AIM: Look through the data below. Show each line where the string "this" occurs.

DATA SECTION:
※
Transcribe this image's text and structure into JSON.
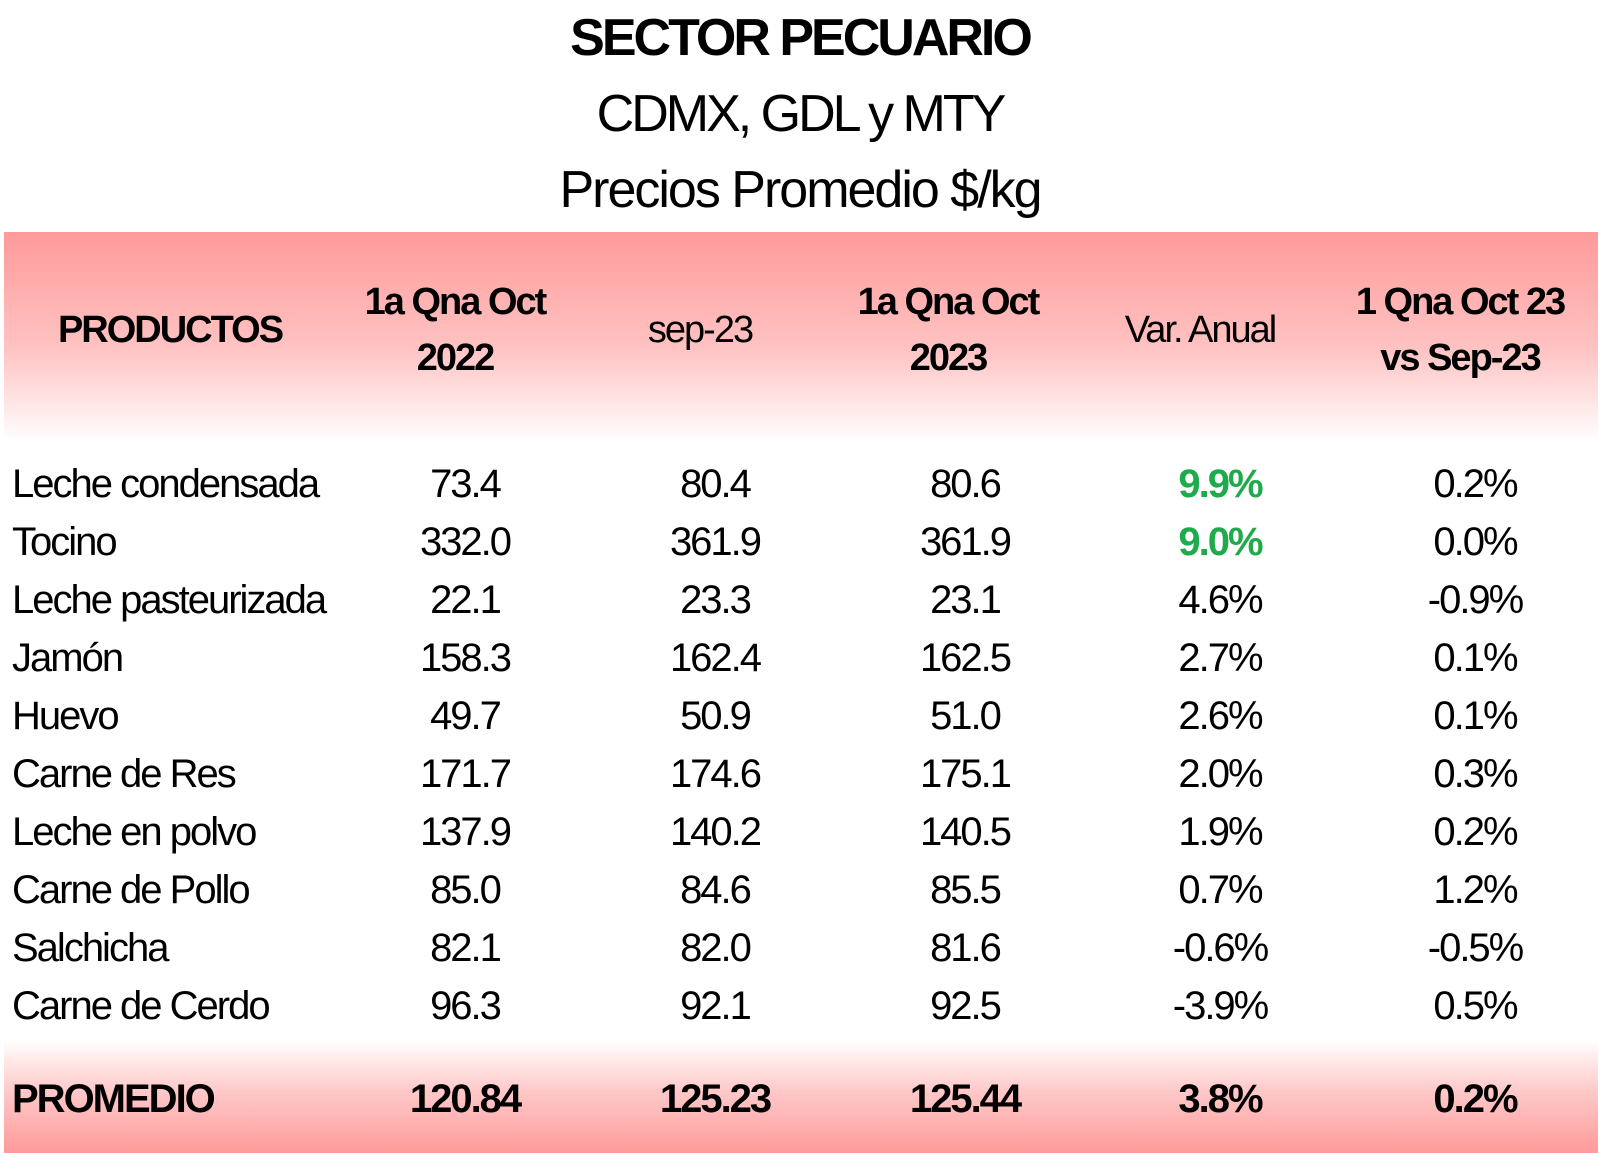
{
  "title": "SECTOR PECUARIO",
  "subtitle": "CDMX, GDL y MTY",
  "subtitle2": "Precios Promedio $/kg",
  "headers": {
    "productos": "PRODUCTOS",
    "col1_line1": "1a Qna Oct",
    "col1_line2": "2022",
    "col2": "sep-23",
    "col3_line1": "1a Qna Oct",
    "col3_line2": "2023",
    "col4": "Var. Anual",
    "col5_line1": "1 Qna Oct 23",
    "col5_line2": "vs Sep-23"
  },
  "rows": [
    {
      "product": "Leche condensada",
      "oct2022": "73.4",
      "sep23": "80.4",
      "oct2023": "80.6",
      "var_anual": "9.9%",
      "vs_sep": "0.2%"
    },
    {
      "product": "Tocino",
      "oct2022": "332.0",
      "sep23": "361.9",
      "oct2023": "361.9",
      "var_anual": "9.0%",
      "vs_sep": "0.0%"
    },
    {
      "product": "Leche pasteurizada",
      "oct2022": "22.1",
      "sep23": "23.3",
      "oct2023": "23.1",
      "var_anual": "4.6%",
      "vs_sep": "-0.9%"
    },
    {
      "product": "Jamón",
      "oct2022": "158.3",
      "sep23": "162.4",
      "oct2023": "162.5",
      "var_anual": "2.7%",
      "vs_sep": "0.1%"
    },
    {
      "product": "Huevo",
      "oct2022": "49.7",
      "sep23": "50.9",
      "oct2023": "51.0",
      "var_anual": "2.6%",
      "vs_sep": "0.1%"
    },
    {
      "product": "Carne de Res",
      "oct2022": "171.7",
      "sep23": "174.6",
      "oct2023": "175.1",
      "var_anual": "2.0%",
      "vs_sep": "0.3%"
    },
    {
      "product": "Leche en polvo",
      "oct2022": "137.9",
      "sep23": "140.2",
      "oct2023": "140.5",
      "var_anual": "1.9%",
      "vs_sep": "0.2%"
    },
    {
      "product": "Carne de Pollo",
      "oct2022": "85.0",
      "sep23": "84.6",
      "oct2023": "85.5",
      "var_anual": "0.7%",
      "vs_sep": "1.2%"
    },
    {
      "product": "Salchicha",
      "oct2022": "82.1",
      "sep23": "82.0",
      "oct2023": "81.6",
      "var_anual": "-0.6%",
      "vs_sep": "-0.5%"
    },
    {
      "product": "Carne de Cerdo",
      "oct2022": "96.3",
      "sep23": "92.1",
      "oct2023": "92.5",
      "var_anual": "-3.9%",
      "vs_sep": "0.5%"
    }
  ],
  "footer": {
    "label": "PROMEDIO",
    "oct2022": "120.84",
    "sep23": "125.23",
    "oct2023": "125.44",
    "var_anual": "3.8%",
    "vs_sep": "0.2%"
  },
  "colors": {
    "highlight_green": "#1faa4b",
    "band_red": "#ff9a9a"
  }
}
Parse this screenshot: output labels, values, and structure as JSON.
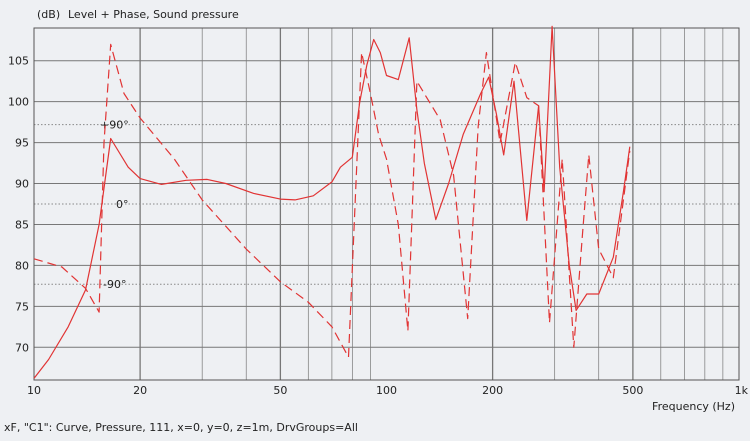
{
  "header": {
    "unit": "(dB)",
    "title": "Level + Phase, Sound pressure"
  },
  "footer": {
    "caption": "xF, \"C1\": Curve, Pressure, 111, x=0, y=0, z=1m, DrvGroups=All"
  },
  "colors": {
    "background": "#eef0f3",
    "curve": "#e13434",
    "grid": "#777777"
  },
  "chart_data": {
    "type": "line",
    "title": "Level + Phase, Sound pressure",
    "xlabel": "Frequency  (Hz)",
    "ylabel": "(dB)",
    "xscale": "log",
    "xlim": [
      10,
      1000
    ],
    "ylim": [
      66,
      109
    ],
    "grid": true,
    "x_tick_labels": [
      "10",
      "20",
      "50",
      "100",
      "200",
      "500",
      "1k"
    ],
    "x_ticks": [
      10,
      20,
      50,
      100,
      200,
      500,
      1000
    ],
    "y_ticks": [
      70,
      75,
      80,
      85,
      90,
      95,
      100,
      105
    ],
    "phase_labels": [
      {
        "text": "+90°",
        "level": 97.2
      },
      {
        "text": "0°",
        "level": 87.5
      },
      {
        "text": "-90°",
        "level": 77.7
      }
    ],
    "series": [
      {
        "style": "solid",
        "points": [
          [
            10,
            66.2
          ],
          [
            11,
            68.5
          ],
          [
            12.5,
            72.5
          ],
          [
            14,
            77
          ],
          [
            15.3,
            85
          ],
          [
            16.5,
            95.5
          ],
          [
            18.5,
            92
          ],
          [
            20,
            90.6
          ],
          [
            23,
            89.9
          ],
          [
            27,
            90.4
          ],
          [
            31,
            90.5
          ],
          [
            35,
            90.0
          ],
          [
            42,
            88.8
          ],
          [
            50,
            88.1
          ],
          [
            55,
            88.0
          ],
          [
            62,
            88.5
          ],
          [
            70,
            90.2
          ],
          [
            74,
            92
          ],
          [
            80,
            93.2
          ],
          [
            84,
            100
          ],
          [
            88,
            104.5
          ],
          [
            92,
            107.6
          ],
          [
            96,
            106
          ],
          [
            100,
            103.2
          ],
          [
            108,
            102.7
          ],
          [
            116,
            107.8
          ],
          [
            122,
            99
          ],
          [
            128,
            92.5
          ],
          [
            138,
            85.6
          ],
          [
            150,
            90
          ],
          [
            165,
            96
          ],
          [
            185,
            101
          ],
          [
            195,
            103
          ],
          [
            205,
            98.5
          ],
          [
            215,
            93.5
          ],
          [
            230,
            102.5
          ],
          [
            250,
            85.5
          ],
          [
            270,
            99.5
          ],
          [
            280,
            89
          ],
          [
            295,
            109.2
          ],
          [
            310,
            92
          ],
          [
            330,
            80
          ],
          [
            345,
            74.5
          ],
          [
            370,
            76.5
          ],
          [
            400,
            76.5
          ],
          [
            440,
            81
          ],
          [
            470,
            89
          ],
          [
            490,
            94.5
          ]
        ]
      },
      {
        "style": "dashed",
        "points": [
          [
            10,
            80.8
          ],
          [
            12,
            79.8
          ],
          [
            14,
            77.2
          ],
          [
            15.3,
            74.3
          ],
          [
            15.8,
            95
          ],
          [
            16.5,
            107
          ],
          [
            18,
            101
          ],
          [
            20,
            98
          ],
          [
            25,
            93
          ],
          [
            30,
            88
          ],
          [
            40,
            82
          ],
          [
            50,
            78
          ],
          [
            60,
            75.5
          ],
          [
            70,
            72.5
          ],
          [
            78,
            68.8
          ],
          [
            85,
            106
          ],
          [
            90,
            101
          ],
          [
            95,
            96
          ],
          [
            100,
            93
          ],
          [
            108,
            85
          ],
          [
            115,
            72
          ],
          [
            122,
            102.5
          ],
          [
            130,
            100.5
          ],
          [
            142,
            97.8
          ],
          [
            155,
            91
          ],
          [
            170,
            73.5
          ],
          [
            182,
            97
          ],
          [
            192,
            106
          ],
          [
            210,
            95
          ],
          [
            232,
            104.8
          ],
          [
            250,
            100.5
          ],
          [
            270,
            99.5
          ],
          [
            290,
            73
          ],
          [
            315,
            93
          ],
          [
            340,
            70
          ],
          [
            360,
            84
          ],
          [
            375,
            93.5
          ],
          [
            400,
            82
          ],
          [
            440,
            78.5
          ],
          [
            490,
            94
          ]
        ]
      }
    ]
  }
}
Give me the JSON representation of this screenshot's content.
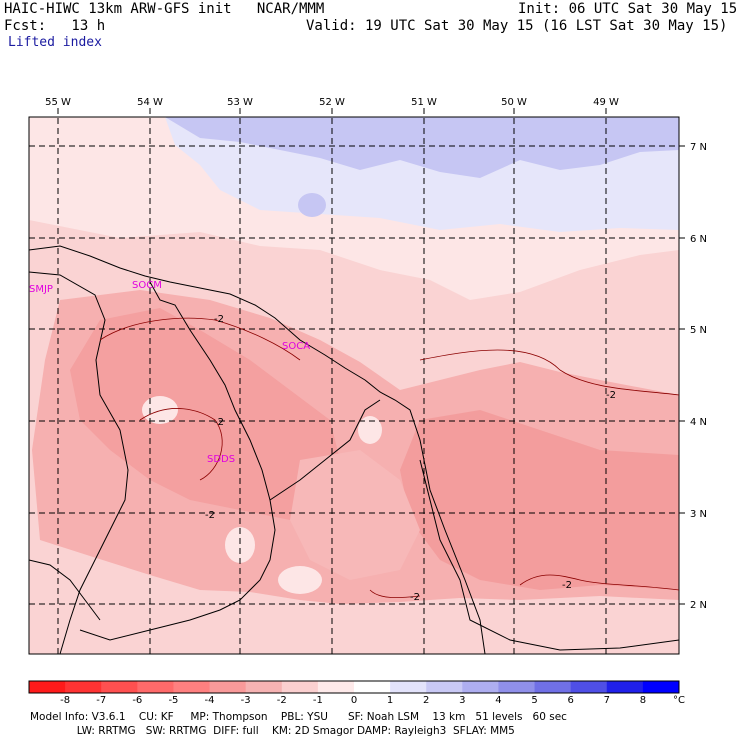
{
  "header": {
    "model_line": "HAIC-HIWC 13km ARW-GFS init   NCAR/MMM",
    "init_line": "Init: 06 UTC Sat 30 May 15",
    "fcst_line": "Fcst:   13 h",
    "valid_line": "Valid: 19 UTC Sat 30 May 15 (16 LST Sat 30 May 15)",
    "field_name": "Lifted index"
  },
  "map": {
    "lon_labels": [
      "55 W",
      "54 W",
      "53 W",
      "52 W",
      "51 W",
      "50 W",
      "49 W"
    ],
    "lat_labels": [
      "7 N",
      "6 N",
      "5 N",
      "4 N",
      "3 N",
      "2 N"
    ],
    "stations": [
      "SMJP",
      "SOCM",
      "SOCA",
      "SDDS"
    ],
    "contour_label": "-2",
    "colors": {
      "station": "#e000e0",
      "negative_light": "#fde6e6",
      "negative_mid": "#f8c6c6",
      "negative_strong": "#f4a3a3",
      "positive_light": "#e8e8fb",
      "positive_mid": "#c8c8f4"
    }
  },
  "colorbar": {
    "labels": [
      "-8",
      "-7",
      "-6",
      "-5",
      "-4",
      "-3",
      "-2",
      "-1",
      "0",
      "1",
      "2",
      "3",
      "4",
      "5",
      "6",
      "7",
      "8",
      "°C"
    ],
    "colors": [
      "#ff1a1a",
      "#ff3333",
      "#ff5050",
      "#ff6a6a",
      "#ff8080",
      "#f99a9a",
      "#f6b3b3",
      "#fbd0d0",
      "#feeaea",
      "#ffffff",
      "#e3e3fb",
      "#c9c9f5",
      "#aeaef0",
      "#9090ea",
      "#7070e6",
      "#4f4fe6",
      "#2020ea",
      "#0000ff"
    ]
  },
  "footer": {
    "line1": "Model Info: V3.6.1    CU: KF     MP: Thompson    PBL: YSU      SF: Noah LSM    13 km   51 levels   60 sec",
    "line2": "              LW: RRTMG   SW: RRTMG  DIFF: full    KM: 2D Smagor DAMP: Rayleigh3  SFLAY: MM5"
  }
}
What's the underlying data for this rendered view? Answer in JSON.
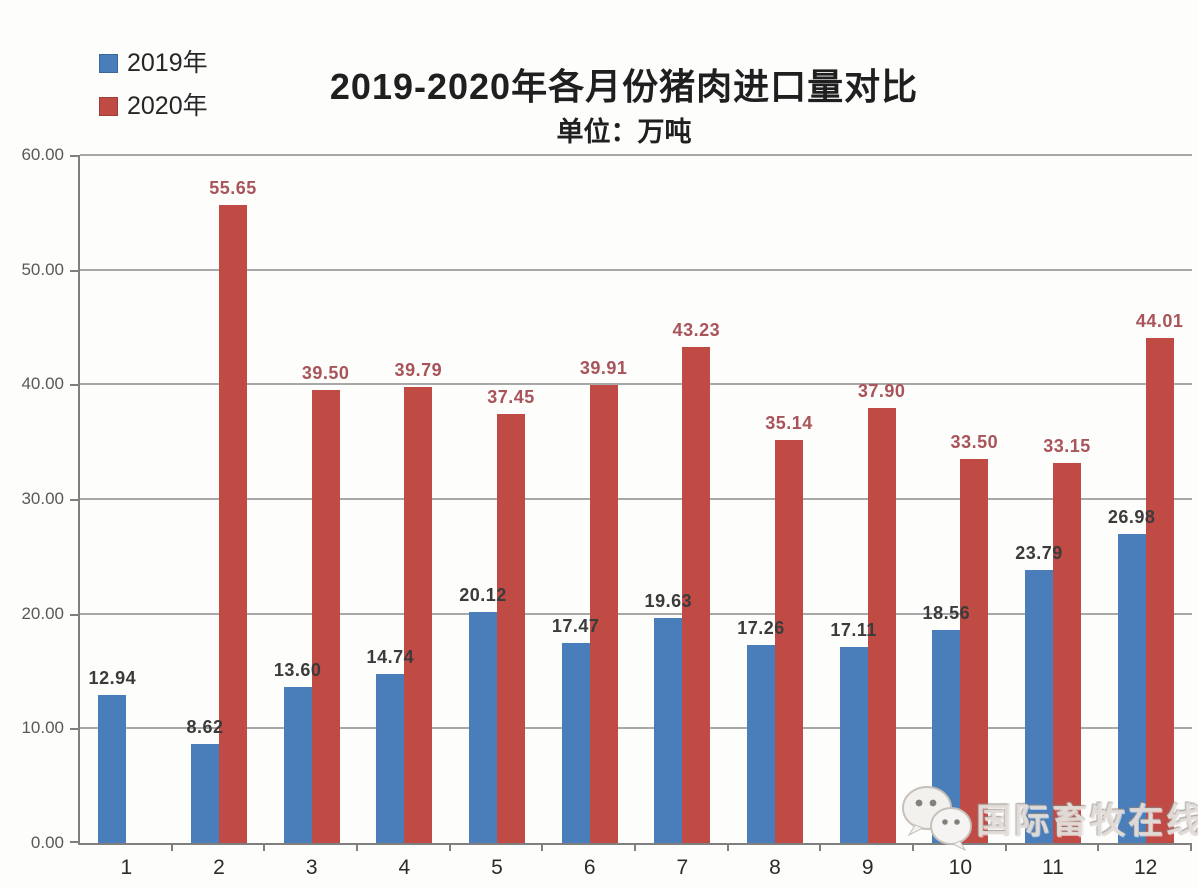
{
  "header": {
    "title": "2019-2020年各月份猪肉进口量对比",
    "subtitle": "单位：万吨"
  },
  "chart_data": {
    "type": "bar",
    "title": "2019-2020年各月份猪肉进口量对比",
    "subtitle": "单位：万吨",
    "unit": "万吨",
    "categories": [
      "1",
      "2",
      "3",
      "4",
      "5",
      "6",
      "7",
      "8",
      "9",
      "10",
      "11",
      "12"
    ],
    "series": [
      {
        "name": "2019年",
        "color": "#4a7ebb",
        "label_color": "#3b3b3b",
        "values": [
          12.94,
          8.62,
          13.6,
          14.74,
          20.12,
          17.47,
          19.63,
          17.26,
          17.11,
          18.56,
          23.79,
          26.98
        ]
      },
      {
        "name": "2020年",
        "color": "#c04b45",
        "label_color": "#a9545a",
        "values": [
          null,
          55.65,
          39.5,
          39.79,
          37.45,
          39.91,
          43.23,
          35.14,
          37.9,
          33.5,
          33.15,
          44.01
        ]
      }
    ],
    "xlabel": "",
    "ylabel": "",
    "ylim": [
      0,
      60
    ],
    "ytick_step": 10,
    "yticks": [
      "0.00",
      "10.00",
      "20.00",
      "30.00",
      "40.00",
      "50.00",
      "60.00"
    ],
    "grid": true,
    "legend_position": "top-left",
    "value_decimals": 2
  },
  "watermark": {
    "text": "国际畜牧在线",
    "icon": "wechat-icon"
  }
}
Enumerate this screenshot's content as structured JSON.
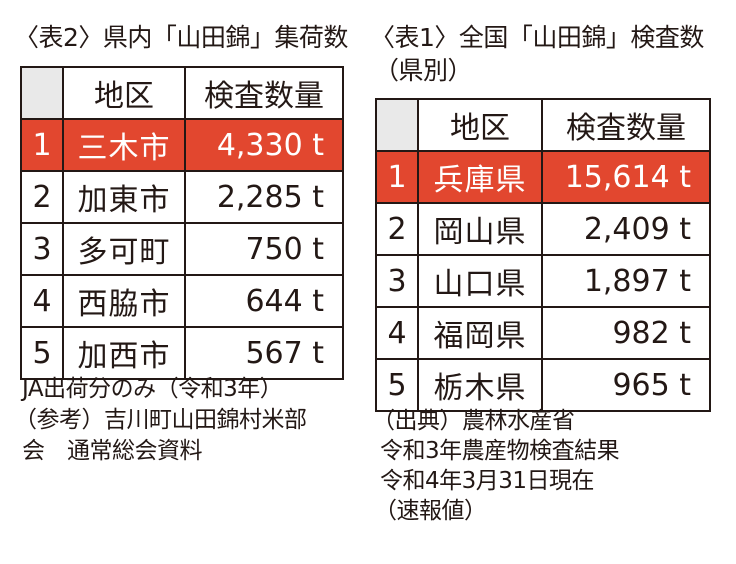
{
  "table2": {
    "title": "〈表2〉県内「山田錦」集荷数",
    "header": {
      "area": "地区",
      "qty": "検査数量"
    },
    "rows": [
      {
        "rank": "1",
        "area": "三木市",
        "qty": "4,330 t"
      },
      {
        "rank": "2",
        "area": "加東市",
        "qty": "2,285 t"
      },
      {
        "rank": "3",
        "area": "多可町",
        "qty": "750 t"
      },
      {
        "rank": "4",
        "area": "西脇市",
        "qty": "644 t"
      },
      {
        "rank": "5",
        "area": "加西市",
        "qty": "567 t"
      }
    ],
    "notes": [
      "JA出荷分のみ（令和3年）",
      "（参考）吉川町山田錦村米部",
      "会　通常総会資料"
    ]
  },
  "table1": {
    "title": [
      "〈表1〉全国「山田錦」検査数",
      "（県別）"
    ],
    "header": {
      "area": "地区",
      "qty": "検査数量"
    },
    "rows": [
      {
        "rank": "1",
        "area": "兵庫県",
        "qty": "15,614 t"
      },
      {
        "rank": "2",
        "area": "岡山県",
        "qty": "2,409 t"
      },
      {
        "rank": "3",
        "area": "山口県",
        "qty": "1,897 t"
      },
      {
        "rank": "4",
        "area": "福岡県",
        "qty": "982 t"
      },
      {
        "rank": "5",
        "area": "栃木県",
        "qty": "965 t"
      }
    ],
    "notes": [
      "（出典）農林水産省",
      "令和3年農産物検査結果",
      "令和4年3月31日現在",
      "（速報値）"
    ]
  },
  "colors": {
    "highlight": "#e2472f",
    "header_blank": "#e9e9e9",
    "text": "#231815"
  }
}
※
THE RESPONSE:
Transcribe this image's text and structure into JSON.
Parse this screenshot: output labels, values, and structure as JSON.
Give me the JSON representation of this screenshot's content.
What's the underlying data for this rendered view? Answer in JSON.
Enumerate this screenshot's content as structured JSON.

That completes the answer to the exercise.